=== ENTRIES PROVIDED ===

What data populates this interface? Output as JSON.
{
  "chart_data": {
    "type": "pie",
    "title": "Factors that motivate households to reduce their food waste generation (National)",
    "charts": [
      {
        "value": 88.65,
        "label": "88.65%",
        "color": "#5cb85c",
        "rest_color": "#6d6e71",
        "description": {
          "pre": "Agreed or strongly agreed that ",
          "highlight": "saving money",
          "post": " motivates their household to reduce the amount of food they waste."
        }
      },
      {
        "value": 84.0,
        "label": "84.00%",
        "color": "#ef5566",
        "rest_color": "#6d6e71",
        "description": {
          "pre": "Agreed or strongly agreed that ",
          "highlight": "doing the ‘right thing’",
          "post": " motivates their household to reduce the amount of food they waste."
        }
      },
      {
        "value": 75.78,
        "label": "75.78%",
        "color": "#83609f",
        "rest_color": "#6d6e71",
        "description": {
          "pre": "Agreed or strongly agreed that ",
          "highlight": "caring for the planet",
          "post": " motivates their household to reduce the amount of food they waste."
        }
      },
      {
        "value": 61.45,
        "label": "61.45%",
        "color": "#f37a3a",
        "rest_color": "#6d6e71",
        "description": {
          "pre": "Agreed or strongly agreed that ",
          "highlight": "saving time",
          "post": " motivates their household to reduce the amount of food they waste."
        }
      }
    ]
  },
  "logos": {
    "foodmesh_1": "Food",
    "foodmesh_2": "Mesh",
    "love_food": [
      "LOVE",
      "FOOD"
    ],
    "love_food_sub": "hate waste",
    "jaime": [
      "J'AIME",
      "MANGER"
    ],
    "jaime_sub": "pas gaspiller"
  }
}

===

:: TASK DIRECTIONS ::
Identify and copy lines that hold the string "saving".

:: IN RESPONSE ::
          "highlight": "saving money",
          "highlight": "saving time",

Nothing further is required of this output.